• **Written task**
Retype every line of the listing exactly, leaving out the pictures.

[Data entries]

----------

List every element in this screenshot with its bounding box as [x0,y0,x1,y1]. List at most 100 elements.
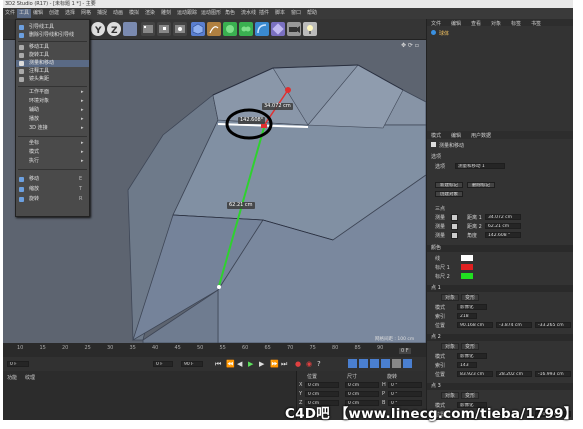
pos-y-field[interactable]: 0 cm [305,391,339,397]
current-frame-field[interactable]: 0 F [153,361,173,367]
line-color-swatch[interactable] [461,255,473,261]
menu-simulate[interactable]: 模拟 [129,9,139,18]
z-axis-lock-icon[interactable]: Z [107,22,121,36]
key-rotation-icon[interactable] [370,359,379,368]
measure-point-red[interactable] [285,87,291,93]
bend-deformer-icon[interactable] [255,22,269,36]
menu-help[interactable]: 帮助 [307,9,317,18]
menu-item-rotate[interactable]: 旋转 R [16,196,89,203]
cube-icon[interactable] [191,22,205,36]
menu-item-workplane[interactable]: 工作平面 ▸ [16,89,89,96]
create-object-button[interactable]: 创建对象 [435,191,463,197]
point-3-tab-object[interactable]: 对象 [441,392,460,399]
menu-snap[interactable]: 捕捉 [97,9,107,18]
delete-marker-button[interactable]: 删除标记 [467,182,495,188]
menu-mograph[interactable]: 运动图形 [201,9,221,18]
menu-item-helper[interactable]: 辅助 ▸ [16,107,89,114]
angle-field[interactable]: 142.608 ° [485,232,521,238]
play-icon[interactable]: ▶ [248,360,253,369]
menu-item-3d-connexion[interactable]: 3D 连接 ▸ [16,125,89,132]
array-icon[interactable] [239,22,253,36]
next-key-icon[interactable]: ⏩ [270,360,279,369]
material-tab-texture[interactable]: 纹理 [25,374,35,381]
om-menu-file[interactable]: 文件 [431,20,441,27]
distance-1-field[interactable]: 34.072 cm [485,214,521,220]
ruler-1-color-swatch[interactable] [461,264,473,270]
om-menu-view[interactable]: 查看 [471,20,481,27]
menu-item-annotation-tool[interactable]: 注释工具 [16,68,89,75]
point-1-tab-deform[interactable]: 变形 [461,294,480,301]
start-frame-field[interactable]: 0 F [7,361,29,367]
point-2-pos-z[interactable]: -16.993 cm [535,371,571,377]
menu-edit[interactable]: 编辑 [33,9,43,18]
measure-checkbox-3[interactable] [451,232,458,239]
menu-create[interactable]: 创建 [49,9,59,18]
point-2-pos-y[interactable]: 28.202 cm [496,371,532,377]
menu-character[interactable]: 角色 [225,9,235,18]
menu-item-playback[interactable]: 播放 ▸ [16,116,89,123]
om-menu-tags[interactable]: 标签 [511,20,521,27]
menu-select[interactable]: 选择 [65,9,75,18]
pos-x-field[interactable]: 0 cm [305,382,339,388]
key-position-icon[interactable] [348,359,357,368]
next-frame-icon[interactable]: ▶ [259,360,264,369]
menu-script[interactable]: 脚本 [275,9,285,18]
menu-file[interactable]: 文件 [5,9,15,18]
measure-checkbox-2[interactable] [451,223,458,230]
point-1-pos-y[interactable]: -3.874 cm [496,322,532,328]
point-1-pos-x[interactable]: 90.168 cm [457,322,493,328]
point-2-tab-deform[interactable]: 变形 [461,343,480,350]
point-1-index-field[interactable]: 218 [457,313,477,319]
point-1-mode-field[interactable]: 影像化 [457,304,487,310]
menu-plugins[interactable]: 插件 [259,9,269,18]
menu-item-move-tool[interactable]: 移动工具 [16,44,89,51]
key-scale-icon[interactable] [359,359,368,368]
object-row[interactable]: 球体 [431,29,511,37]
measure-checkbox-1[interactable] [451,214,458,221]
render-picture-viewer-icon[interactable] [157,22,171,36]
menu-window[interactable]: 窗口 [291,9,301,18]
point-2-pos-x[interactable]: 83.923 cm [457,371,493,377]
size-x-field[interactable]: 0 cm [345,382,379,388]
environment-icon[interactable] [271,22,285,36]
prev-frame-icon[interactable]: ◀ [237,360,242,369]
render-settings-icon[interactable] [173,22,187,36]
point-2-mode-field[interactable]: 影像化 [457,353,487,359]
menu-item-measure-move[interactable]: 测量和移动 [16,60,89,67]
menu-item-coordinates[interactable]: 坐标 ▸ [16,140,89,147]
key-pla-icon[interactable] [392,359,401,368]
menu-item-scale[interactable]: 缩放 T [16,186,89,193]
menu-tools[interactable]: 工具 [17,9,32,18]
menu-item-lens-focus[interactable]: 镜头焦距 [16,76,89,83]
go-to-start-icon[interactable]: ⏮ [215,360,221,369]
menu-pipeline[interactable]: 流水线 [241,9,256,18]
end-frame-field[interactable]: 90 F [181,361,203,367]
light-icon[interactable] [303,22,317,36]
rot-h-field[interactable]: 0 ° [388,382,422,388]
measure-point-white[interactable] [217,285,221,289]
point-1-tab-object[interactable]: 对象 [441,294,460,301]
menu-item-rotate-tool[interactable]: 旋转工具 [16,52,89,59]
menu-item-delete-guides[interactable]: 删除引导线和引导线 [16,32,89,39]
y-axis-lock-icon[interactable]: Y [91,22,105,36]
subdivision-surface-icon[interactable] [223,22,237,36]
menu-mesh[interactable]: 网格 [81,9,91,18]
prev-key-icon[interactable]: ⏪ [226,360,235,369]
render-view-icon[interactable] [141,22,155,36]
key-grid-icon[interactable] [403,359,412,368]
keyframe-selection-icon[interactable]: ? [317,360,321,369]
material-tab-function[interactable]: 功能 [7,374,17,381]
om-menu-edit[interactable]: 编辑 [451,20,461,27]
record-icon[interactable]: ● [295,360,301,369]
menu-item-move[interactable]: 移动 E [16,176,89,183]
om-menu-objects[interactable]: 对象 [491,20,501,27]
measure-select[interactable]: 测量和移动 1 [455,163,505,169]
go-to-end-icon[interactable]: ⏭ [281,360,287,369]
world-coordinates-icon[interactable] [123,22,137,36]
size-y-field[interactable]: 0 cm [345,391,379,397]
point-2-tab-object[interactable]: 对象 [441,343,460,350]
point-3-tab-deform[interactable]: 变形 [461,392,480,399]
menu-animate[interactable]: 动画 [113,9,123,18]
key-param-icon[interactable] [381,359,390,368]
menu-item-mode[interactable]: 模式 ▸ [16,149,89,156]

----------

• **Answer to this exercise**
List every element in this screenshot with its bounding box as [x0,y0,x1,y1]. List at most 100 elements.
pos-y-field[interactable]: 0 cm [305,391,339,397]
current-frame-field[interactable]: 0 F [153,361,173,367]
line-color-swatch[interactable] [461,255,473,261]
menu-simulate[interactable]: 模拟 [129,9,139,18]
z-axis-lock-icon[interactable]: Z [107,22,121,36]
key-rotation-icon[interactable] [370,359,379,368]
measure-point-red[interactable] [285,87,291,93]
bend-deformer-icon[interactable] [255,22,269,36]
menu-help[interactable]: 帮助 [307,9,317,18]
menu-item-rotate[interactable]: 旋转 R [16,196,89,203]
cube-icon[interactable] [191,22,205,36]
menu-item-workplane[interactable]: 工作平面 ▸ [16,89,89,96]
create-object-button[interactable]: 创建对象 [435,191,463,197]
point-3-tab-object[interactable]: 对象 [441,392,460,399]
menu-snap[interactable]: 捕捉 [97,9,107,18]
delete-marker-button[interactable]: 删除标记 [467,182,495,188]
menu-mograph[interactable]: 运动图形 [201,9,221,18]
menu-item-helper[interactable]: 辅助 ▸ [16,107,89,114]
angle-field[interactable]: 142.608 ° [485,232,521,238]
play-icon[interactable]: ▶ [248,360,253,369]
menu-item-3d-connexion[interactable]: 3D 连接 ▸ [16,125,89,132]
array-icon[interactable] [239,22,253,36]
next-key-icon[interactable]: ⏩ [270,360,279,369]
material-tab-texture[interactable]: 纹理 [25,374,35,381]
om-menu-file[interactable]: 文件 [431,20,441,27]
distance-1-field[interactable]: 34.072 cm [485,214,521,220]
ruler-1-color-swatch[interactable] [461,264,473,270]
om-menu-view[interactable]: 查看 [471,20,481,27]
menu-item-annotation-tool[interactable]: 注释工具 [16,68,89,75]
point-1-tab-deform[interactable]: 变形 [461,294,480,301]
start-frame-field[interactable]: 0 F [7,361,29,367]
point-2-pos-z[interactable]: -16.993 cm [535,371,571,377]
menu-edit[interactable]: 编辑 [33,9,43,18]
measure-checkbox-3[interactable] [451,232,458,239]
menu-create[interactable]: 创建 [49,9,59,18]
point-2-pos-y[interactable]: 28.202 cm [496,371,532,377]
menu-character[interactable]: 角色 [225,9,235,18]
menu-item-playback[interactable]: 播放 ▸ [16,116,89,123]
om-menu-tags[interactable]: 标签 [511,20,521,27]
menu-select[interactable]: 选择 [65,9,75,18]
pos-x-field[interactable]: 0 cm [305,382,339,388]
key-position-icon[interactable] [348,359,357,368]
next-frame-icon[interactable]: ▶ [259,360,264,369]
menu-script[interactable]: 脚本 [275,9,285,18]
menu-file[interactable]: 文件 [5,9,15,18]
measure-checkbox-2[interactable] [451,223,458,230]
point-1-pos-y[interactable]: -3.874 cm [496,322,532,328]
point-1-pos-x[interactable]: 90.168 cm [457,322,493,328]
point-2-tab-deform[interactable]: 变形 [461,343,480,350]
point-1-index-field[interactable]: 218 [457,313,477,319]
point-1-mode-field[interactable]: 影像化 [457,304,487,310]
menu-plugins[interactable]: 插件 [259,9,269,18]
menu-item-move-tool[interactable]: 移动工具 [16,44,89,51]
key-scale-icon[interactable] [359,359,368,368]
object-row[interactable]: 球体 [431,29,511,37]
measure-checkbox-1[interactable] [451,214,458,221]
render-picture-viewer-icon[interactable] [157,22,171,36]
menu-window[interactable]: 窗口 [291,9,301,18]
point-2-pos-x[interactable]: 83.923 cm [457,371,493,377]
size-x-field[interactable]: 0 cm [345,382,379,388]
environment-icon[interactable] [271,22,285,36]
prev-frame-icon[interactable]: ◀ [237,360,242,369]
render-settings-icon[interactable] [173,22,187,36]
point-2-mode-field[interactable]: 影像化 [457,353,487,359]
menu-item-measure-move[interactable]: 测量和移动 [16,60,89,67]
menu-item-coordinates[interactable]: 坐标 ▸ [16,140,89,147]
key-pla-icon[interactable] [392,359,401,368]
menu-item-scale[interactable]: 缩放 T [16,186,89,193]
menu-tools[interactable]: 工具 [17,9,32,18]
menu-item-lens-focus[interactable]: 镜头焦距 [16,76,89,83]
go-to-start-icon[interactable]: ⏮ [215,360,221,369]
menu-pipeline[interactable]: 流水线 [241,9,256,18]
end-frame-field[interactable]: 90 F [181,361,203,367]
light-icon[interactable] [303,22,317,36]
rot-h-field[interactable]: 0 ° [388,382,422,388]
measure-point-white[interactable] [217,285,221,289]
point-1-tab-object[interactable]: 对象 [441,294,460,301]
menu-item-rotate-tool[interactable]: 旋转工具 [16,52,89,59]
menu-item-delete-guides[interactable]: 删除引导线和引导线 [16,32,89,39]
y-axis-lock-icon[interactable]: Y [91,22,105,36]
subdivision-surface-icon[interactable] [223,22,237,36]
menu-mesh[interactable]: 网格 [81,9,91,18]
prev-key-icon[interactable]: ⏪ [226,360,235,369]
render-view-icon[interactable] [141,22,155,36]
key-grid-icon[interactable] [403,359,412,368]
keyframe-selection-icon[interactable]: ? [317,360,321,369]
material-tab-function[interactable]: 功能 [7,374,17,381]
om-menu-edit[interactable]: 编辑 [451,20,461,27]
record-icon[interactable]: ● [295,360,301,369]
menu-item-move[interactable]: 移动 E [16,176,89,183]
om-menu-objects[interactable]: 对象 [491,20,501,27]
measure-select[interactable]: 测量和移动 1 [455,163,505,169]
go-to-end-icon[interactable]: ⏭ [281,360,287,369]
world-coordinates-icon[interactable] [123,22,137,36]
size-y-field[interactable]: 0 cm [345,391,379,397]
point-2-tab-object[interactable]: 对象 [441,343,460,350]
point-3-tab-deform[interactable]: 变形 [461,392,480,399]
menu-animate[interactable]: 动画 [113,9,123,18]
key-param-icon[interactable] [381,359,390,368]
menu-item-mode[interactable]: 模式 ▸ [16,149,89,156]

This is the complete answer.